**Given entries**.
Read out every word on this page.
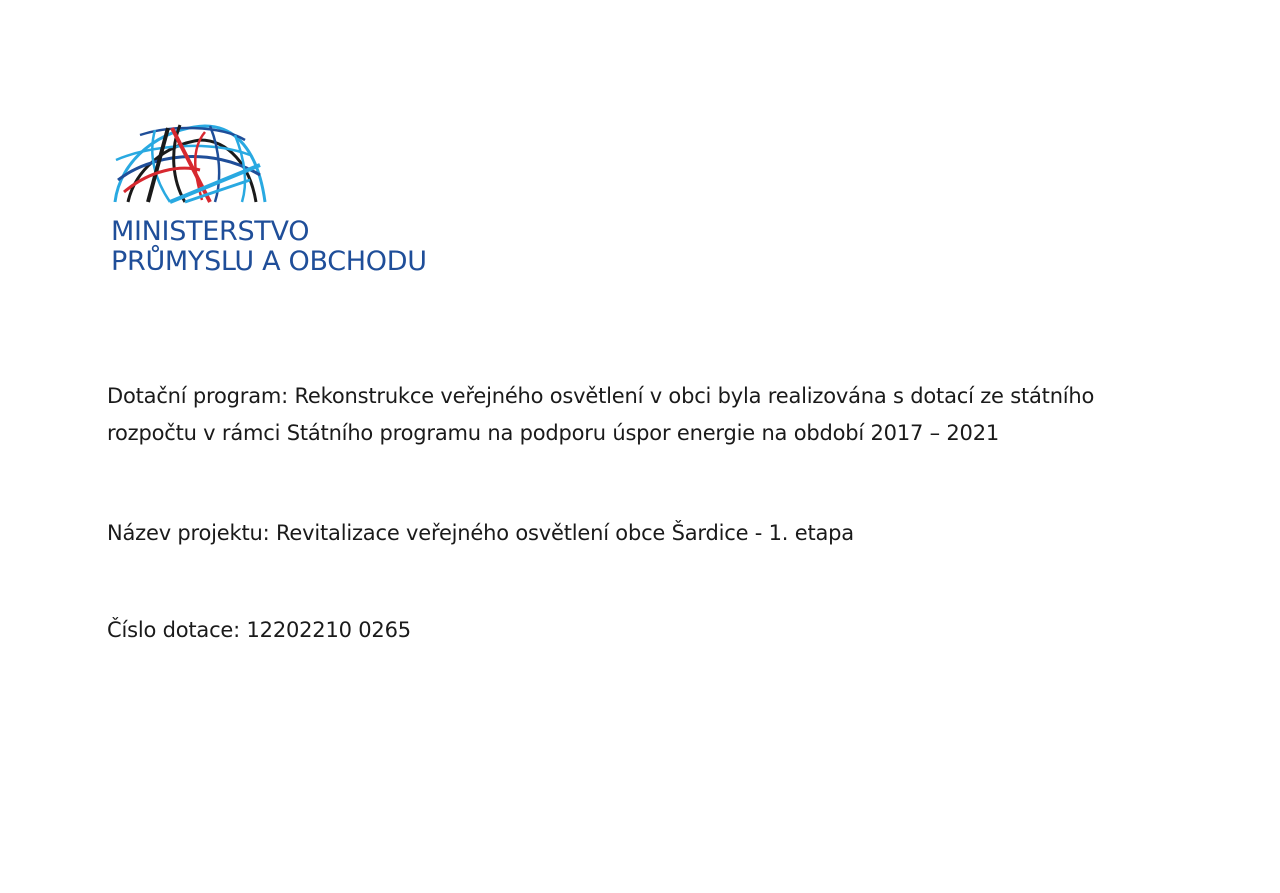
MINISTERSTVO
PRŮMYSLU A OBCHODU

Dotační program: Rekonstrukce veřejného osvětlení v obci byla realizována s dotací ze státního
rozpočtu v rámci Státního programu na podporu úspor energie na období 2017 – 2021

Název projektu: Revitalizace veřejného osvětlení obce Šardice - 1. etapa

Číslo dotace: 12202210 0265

**Do this**.
Exactly reproduce each record, leaving out any pictures.

**Solution**.
Read out every word on this page.
MINISTERSTVO
PRŮMYSLU A OBCHODU

Dotační program: Rekonstrukce veřejného osvětlení v obci byla realizována s dotací ze státního
rozpočtu v rámci Státního programu na podporu úspor energie na období 2017 – 2021

Název projektu: Revitalizace veřejného osvětlení obce Šardice - 1. etapa

Číslo dotace: 12202210 0265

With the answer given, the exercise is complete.